------ Supplied text
Reading Response 5
Isak Dinesen shoots an iguana with the intention of using the skin for aesthetic beauty. She fails to understand the reality of what she is trying to do. I feel the unequal distribution of power between the gun and the iguana may represent humanity's domination over animals. Dinesen alludes to the negative impact of humans on planet earth and our parasitic nature when she quotes a saying of a hero in a book she had read as a child: "I have conquered them all, but I am standing amongst graves" (73). My own experience in "shooting an iguana" involves hunting and capturing sand crabs. Watching the surface of the shoreline for air holes, I would dig into the sand capturing crabs. I begged my parents to let me take the crabs home, but they explained to me the importance of natural habitat and the very realistic possibility that the transfer of the sand crabs to my home would kill them.
George Orwell is a policeman in the town of Moulmein in Lower Burma. After a rampant elephant kills a man, Orwell is in a position where he feels he has to kill the elephant. George Orwell does not want to shoot the elephant, yet the circumstance drives him to it. If I were in his position, I would not have given in to the pressure he feels to shoot the animal. I could not bring myself to shoot and kill an elephant despite similar circumstances. The presence of the Burmese natives gathered in a crowd, encircling and itching to strip the elephant of its meat and resources, would further my decision not to shoot the elephant.
------------
## Written request a
From the reading response, transcribe the part that opens with the words containing "George Orwell is" and closes with "shoot the elephant.".
------ Entries provided
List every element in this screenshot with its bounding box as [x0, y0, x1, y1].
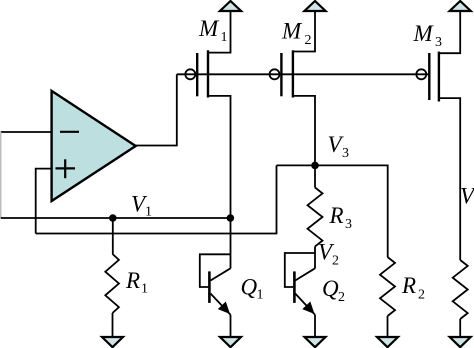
svg-text:Q: Q	[322, 276, 339, 301]
svg-text:R: R	[125, 268, 140, 293]
ground under R2	[377, 337, 398, 347]
wire: R1 to ground	[112, 313, 114, 338]
transistor Q1 emitter arrow	[218, 302, 230, 315]
transistor Q2 emitter arrow	[302, 302, 314, 315]
wire: Q2 emitter to ground	[314, 315, 316, 338]
wire: node V1 horizontal rail	[1, 217, 231, 219]
wire: op-amp minus input	[1, 131, 52, 133]
transistor M2 channel bar	[292, 50, 294, 97]
junction dot at V1 and M1 drain	[227, 214, 235, 222]
label V output	[460, 184, 474, 209]
svg-text:1: 1	[141, 281, 148, 296]
label Q1	[241, 275, 264, 303]
wire: op-amp plus input	[36, 169, 52, 234]
junction dot at V1 and R1	[109, 214, 117, 222]
resistor R2	[380, 257, 395, 316]
svg-text:M: M	[281, 19, 303, 44]
wire: gate bus to M1 M2 M3	[177, 73, 429, 75]
wire: M1 drain down to Q1 collector	[208, 96, 231, 269]
transistor Q1 emitter	[211, 294, 231, 315]
svg-text:Q: Q	[241, 275, 258, 300]
svg-text:2: 2	[332, 254, 339, 269]
svg-text:2: 2	[305, 33, 312, 48]
svg-text:R: R	[401, 273, 416, 298]
resistor R1	[105, 254, 119, 313]
svg-text:M: M	[198, 16, 220, 41]
svg-text:1: 1	[145, 205, 152, 220]
svg-text:3: 3	[342, 146, 349, 161]
svg-text:2: 2	[418, 288, 425, 303]
svg-text:1: 1	[257, 288, 264, 303]
label M3	[413, 21, 443, 50]
transistor M1 gate bubble	[185, 69, 195, 79]
wire: R3 to node V2	[314, 247, 316, 269]
transistor Q2 base bar	[293, 271, 296, 303]
svg-text:2: 2	[338, 290, 345, 305]
wire: output resistor to ground	[459, 319, 461, 338]
transistor Q1 collector	[211, 268, 231, 280]
ground under output resistor	[450, 337, 471, 347]
label M1	[198, 16, 228, 45]
wire: R2 to ground	[387, 316, 389, 338]
label Q2	[322, 276, 345, 305]
wire: V1 node to R1	[112, 218, 114, 254]
svg-text:3: 3	[435, 35, 442, 50]
wire: feedback from node V1 to minus input (gray)	[0, 132, 2, 218]
label R2	[401, 273, 425, 303]
wire: plus input to node V3	[36, 165, 277, 233]
transistor Q2 emitter	[295, 294, 315, 315]
resistor R3	[308, 188, 323, 247]
transistor M2 gate bubble	[270, 69, 280, 79]
op-amp plus sign	[56, 167, 76, 169]
ground under R1	[102, 337, 123, 347]
wire: node V3 horizontal rail to R2	[277, 165, 388, 257]
transistor M1 gate bar	[196, 53, 198, 96]
power VDD symbol at M2	[304, 1, 325, 11]
transistor M3 gate bubble	[416, 69, 426, 79]
wire: M2 drain down to node V3	[293, 96, 315, 165]
junction dot at V3 and M2 drain	[311, 162, 319, 170]
label V1	[131, 192, 152, 220]
wire: M3 drain down to output resistor	[439, 98, 460, 260]
svg-text:V: V	[460, 184, 474, 209]
transistor Q1 base bar	[208, 271, 211, 303]
power VDD symbol at M3	[450, 1, 471, 11]
ground under Q2	[305, 337, 326, 347]
transistor M3 channel bar	[438, 52, 440, 102]
power VDD symbol at M1	[220, 1, 241, 11]
resistor output branch	[453, 260, 468, 319]
wire: M1 source to VDD	[208, 11, 231, 53]
transistor Q2 diode connection (node V2)	[285, 253, 315, 287]
wire: V3 node to R3	[314, 165, 316, 187]
transistor M2 gate bar	[280, 53, 282, 96]
label M2	[281, 19, 312, 49]
wire: Q1 emitter to ground	[230, 315, 232, 338]
op-amp minus sign	[60, 131, 79, 133]
ground under Q1	[220, 337, 241, 347]
transistor Q2 collector	[295, 268, 315, 280]
transistor M3 gate bar	[428, 53, 430, 100]
transistor M1 channel bar	[207, 50, 209, 97]
wire: M2 source to VDD	[293, 11, 315, 52]
label V3	[328, 132, 350, 161]
label R3	[329, 203, 353, 232]
wire: M3 source to VDD	[439, 11, 460, 53]
svg-text:R: R	[329, 203, 344, 228]
svg-text:M: M	[413, 21, 435, 46]
op-amp U1	[52, 91, 136, 201]
wire: op-amp output	[136, 74, 177, 145]
svg-text:1: 1	[221, 30, 228, 45]
svg-text:3: 3	[345, 217, 352, 232]
transistor Q1 diode connection	[200, 254, 231, 287]
label V2	[318, 240, 339, 269]
label R1	[125, 268, 148, 297]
------------
## Written request b
In the records, take the part that opens with the line containing "276, 339, 301]" and closes with the line containing "wire: node V1", and rewrite only those lines with "ground" changed to "GND".

## Reply a
George Orwell is a policeman in the town of Moulmein in Lower Burma. After a rampant elephant kills a man, Orwell is in a position where he feels he has to kill the elephant. George Orwell does not want to shoot the elephant, yet the circumstance drives him to it. If I were in his position, I would not have given in to the pressure he feels to shoot the animal. I could not bring myself to shoot and kill an elephant despite similar circumstances. The presence of the Burmese natives gathered in a crowd, encircling and itching to strip the elephant of its meat and resources, would further my decision not to shoot the elephant.

## Reply b
svg-text:Q: Q	[322, 276, 339, 301]
svg-text:R: R	[125, 268, 140, 293]
GND under R2	[377, 337, 398, 347]
wire: R1 to GND	[112, 313, 114, 338]
transistor Q1 emitter arrow	[218, 302, 230, 315]
transistor Q2 emitter arrow	[302, 302, 314, 315]
wire: Q2 emitter to GND	[314, 315, 316, 338]
wire: node V1 horizontal rail	[1, 217, 231, 219]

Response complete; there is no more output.